--- OBJECTIVE ---
Tally the lines that hold the word "this" and reply with that figure only.

(Extracted data entries)
============================================================

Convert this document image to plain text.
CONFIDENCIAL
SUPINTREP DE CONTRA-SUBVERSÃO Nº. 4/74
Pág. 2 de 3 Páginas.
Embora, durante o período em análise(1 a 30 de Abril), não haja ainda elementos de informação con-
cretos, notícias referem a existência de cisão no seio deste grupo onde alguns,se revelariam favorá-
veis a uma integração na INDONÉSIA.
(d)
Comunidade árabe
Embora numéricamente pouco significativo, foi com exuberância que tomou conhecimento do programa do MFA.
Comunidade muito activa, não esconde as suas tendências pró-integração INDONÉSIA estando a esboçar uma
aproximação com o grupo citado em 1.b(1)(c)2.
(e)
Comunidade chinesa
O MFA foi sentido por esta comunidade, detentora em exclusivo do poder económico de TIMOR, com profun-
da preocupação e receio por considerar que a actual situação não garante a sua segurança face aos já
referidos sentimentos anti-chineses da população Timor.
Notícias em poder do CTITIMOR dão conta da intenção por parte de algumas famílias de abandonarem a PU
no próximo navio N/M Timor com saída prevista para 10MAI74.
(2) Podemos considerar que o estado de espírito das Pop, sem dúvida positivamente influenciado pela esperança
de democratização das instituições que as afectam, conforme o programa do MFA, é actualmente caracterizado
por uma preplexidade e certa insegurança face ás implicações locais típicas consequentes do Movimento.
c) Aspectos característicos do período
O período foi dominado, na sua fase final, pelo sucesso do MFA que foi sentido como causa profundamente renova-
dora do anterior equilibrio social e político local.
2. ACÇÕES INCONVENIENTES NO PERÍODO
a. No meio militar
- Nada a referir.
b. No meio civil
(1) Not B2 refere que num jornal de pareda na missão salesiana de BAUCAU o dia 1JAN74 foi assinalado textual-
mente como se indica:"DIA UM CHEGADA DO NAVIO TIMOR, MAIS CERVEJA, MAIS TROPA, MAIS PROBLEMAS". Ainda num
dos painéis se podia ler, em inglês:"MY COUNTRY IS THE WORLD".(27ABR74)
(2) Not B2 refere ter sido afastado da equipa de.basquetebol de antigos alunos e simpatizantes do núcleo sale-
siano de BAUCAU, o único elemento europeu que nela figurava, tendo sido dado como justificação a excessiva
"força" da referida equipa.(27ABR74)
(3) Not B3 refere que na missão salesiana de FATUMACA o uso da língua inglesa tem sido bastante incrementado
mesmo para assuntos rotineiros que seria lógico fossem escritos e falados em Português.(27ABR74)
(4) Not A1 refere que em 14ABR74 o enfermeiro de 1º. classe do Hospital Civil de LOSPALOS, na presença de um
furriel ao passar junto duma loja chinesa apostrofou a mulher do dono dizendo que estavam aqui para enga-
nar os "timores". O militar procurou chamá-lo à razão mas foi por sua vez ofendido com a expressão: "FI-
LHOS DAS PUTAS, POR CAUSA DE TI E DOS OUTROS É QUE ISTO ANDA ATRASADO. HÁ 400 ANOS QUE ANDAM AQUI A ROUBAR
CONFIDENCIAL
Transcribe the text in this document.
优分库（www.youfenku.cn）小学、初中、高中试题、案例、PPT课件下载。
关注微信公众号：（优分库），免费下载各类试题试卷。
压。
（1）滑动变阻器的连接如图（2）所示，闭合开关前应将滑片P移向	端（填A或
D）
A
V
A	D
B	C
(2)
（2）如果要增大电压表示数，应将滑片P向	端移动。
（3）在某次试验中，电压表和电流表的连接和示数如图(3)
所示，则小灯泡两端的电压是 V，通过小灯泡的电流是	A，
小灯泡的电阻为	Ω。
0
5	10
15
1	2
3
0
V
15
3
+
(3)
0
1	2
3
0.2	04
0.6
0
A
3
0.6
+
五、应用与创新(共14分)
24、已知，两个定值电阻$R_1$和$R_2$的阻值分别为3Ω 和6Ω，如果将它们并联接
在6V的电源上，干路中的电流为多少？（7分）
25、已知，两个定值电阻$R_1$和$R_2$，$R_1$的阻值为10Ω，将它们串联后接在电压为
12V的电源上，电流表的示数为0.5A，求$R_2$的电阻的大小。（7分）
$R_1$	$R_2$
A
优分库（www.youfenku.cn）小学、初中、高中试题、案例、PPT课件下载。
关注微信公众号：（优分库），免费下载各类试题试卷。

============================================================

--- ANSWER TO THE EXERCISE ---
2